GIVEN EXERCISE:
Retype the full set of records. Keep every character identical.

-- start --

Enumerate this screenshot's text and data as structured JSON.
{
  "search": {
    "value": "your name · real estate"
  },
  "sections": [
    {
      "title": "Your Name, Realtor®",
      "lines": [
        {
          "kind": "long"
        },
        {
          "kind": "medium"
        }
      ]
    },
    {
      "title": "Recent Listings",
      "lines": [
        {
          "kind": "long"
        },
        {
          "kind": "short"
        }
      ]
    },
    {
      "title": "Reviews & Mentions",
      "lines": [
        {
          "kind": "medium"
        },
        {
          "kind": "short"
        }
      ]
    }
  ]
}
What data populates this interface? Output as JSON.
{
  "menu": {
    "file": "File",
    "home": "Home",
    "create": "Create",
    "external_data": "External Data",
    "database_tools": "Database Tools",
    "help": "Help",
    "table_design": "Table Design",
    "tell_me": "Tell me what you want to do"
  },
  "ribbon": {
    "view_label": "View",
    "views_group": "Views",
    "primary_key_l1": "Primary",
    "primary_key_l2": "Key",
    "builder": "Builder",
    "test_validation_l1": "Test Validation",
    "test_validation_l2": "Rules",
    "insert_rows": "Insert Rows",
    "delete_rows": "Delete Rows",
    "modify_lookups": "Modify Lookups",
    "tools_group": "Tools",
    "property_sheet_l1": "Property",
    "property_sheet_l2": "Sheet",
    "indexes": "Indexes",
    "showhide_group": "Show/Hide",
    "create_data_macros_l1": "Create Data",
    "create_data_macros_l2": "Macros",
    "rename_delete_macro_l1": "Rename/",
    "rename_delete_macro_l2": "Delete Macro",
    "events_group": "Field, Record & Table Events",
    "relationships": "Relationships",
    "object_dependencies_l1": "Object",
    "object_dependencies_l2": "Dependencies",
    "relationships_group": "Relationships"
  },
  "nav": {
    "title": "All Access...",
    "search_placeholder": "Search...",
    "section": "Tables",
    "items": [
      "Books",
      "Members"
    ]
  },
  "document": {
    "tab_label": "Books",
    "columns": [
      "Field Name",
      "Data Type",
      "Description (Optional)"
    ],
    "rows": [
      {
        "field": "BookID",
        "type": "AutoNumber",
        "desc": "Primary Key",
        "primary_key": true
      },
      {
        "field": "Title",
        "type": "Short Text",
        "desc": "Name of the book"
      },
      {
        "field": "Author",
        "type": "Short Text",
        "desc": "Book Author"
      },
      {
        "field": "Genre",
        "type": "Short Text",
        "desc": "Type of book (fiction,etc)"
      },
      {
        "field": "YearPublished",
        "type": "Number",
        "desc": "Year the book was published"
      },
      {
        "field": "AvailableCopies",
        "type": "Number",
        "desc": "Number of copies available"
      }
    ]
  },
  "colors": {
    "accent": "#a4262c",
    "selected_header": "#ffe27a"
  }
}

-- end --

COMPLETE OUTPUT:
Enumerate this screenshot's text and data as structured JSON.
{
  "search": {
    "value": "your name · real estate"
  },
  "sections": [
    {
      "title": "Your Name, Realtor®",
      "lines": [
        {
          "kind": "long"
        },
        {
          "kind": "medium"
        }
      ]
    },
    {
      "title": "Recent Listings",
      "lines": [
        {
          "kind": "long"
        },
        {
          "kind": "short"
        }
      ]
    },
    {
      "title": "Reviews & Mentions",
      "lines": [
        {
          "kind": "medium"
        },
        {
          "kind": "short"
        }
      ]
    }
  ]
}
What data populates this interface? Output as JSON.
{
  "menu": {
    "file": "File",
    "home": "Home",
    "create": "Create",
    "external_data": "External Data",
    "database_tools": "Database Tools",
    "help": "Help",
    "table_design": "Table Design",
    "tell_me": "Tell me what you want to do"
  },
  "ribbon": {
    "view_label": "View",
    "views_group": "Views",
    "primary_key_l1": "Primary",
    "primary_key_l2": "Key",
    "builder": "Builder",
    "test_validation_l1": "Test Validation",
    "test_validation_l2": "Rules",
    "insert_rows": "Insert Rows",
    "delete_rows": "Delete Rows",
    "modify_lookups": "Modify Lookups",
    "tools_group": "Tools",
    "property_sheet_l1": "Property",
    "property_sheet_l2": "Sheet",
    "indexes": "Indexes",
    "showhide_group": "Show/Hide",
    "create_data_macros_l1": "Create Data",
    "create_data_macros_l2": "Macros",
    "rename_delete_macro_l1": "Rename/",
    "rename_delete_macro_l2": "Delete Macro",
    "events_group": "Field, Record & Table Events",
    "relationships": "Relationships",
    "object_dependencies_l1": "Object",
    "object_dependencies_l2": "Dependencies",
    "relationships_group": "Relationships"
  },
  "nav": {
    "title": "All Access...",
    "search_placeholder": "Search...",
    "section": "Tables",
    "items": [
      "Books",
      "Members"
    ]
  },
  "document": {
    "tab_label": "Books",
    "columns": [
      "Field Name",
      "Data Type",
      "Description (Optional)"
    ],
    "rows": [
      {
        "field": "BookID",
        "type": "AutoNumber",
        "desc": "Primary Key",
        "primary_key": true
      },
      {
        "field": "Title",
        "type": "Short Text",
        "desc": "Name of the book"
      },
      {
        "field": "Author",
        "type": "Short Text",
        "desc": "Book Author"
      },
      {
        "field": "Genre",
        "type": "Short Text",
        "desc": "Type of book (fiction,etc)"
      },
      {
        "field": "YearPublished",
        "type": "Number",
        "desc": "Year the book was published"
      },
      {
        "field": "AvailableCopies",
        "type": "Number",
        "desc": "Number of copies available"
      }
    ]
  },
  "colors": {
    "accent": "#a4262c",
    "selected_header": "#ffe27a"
  }
}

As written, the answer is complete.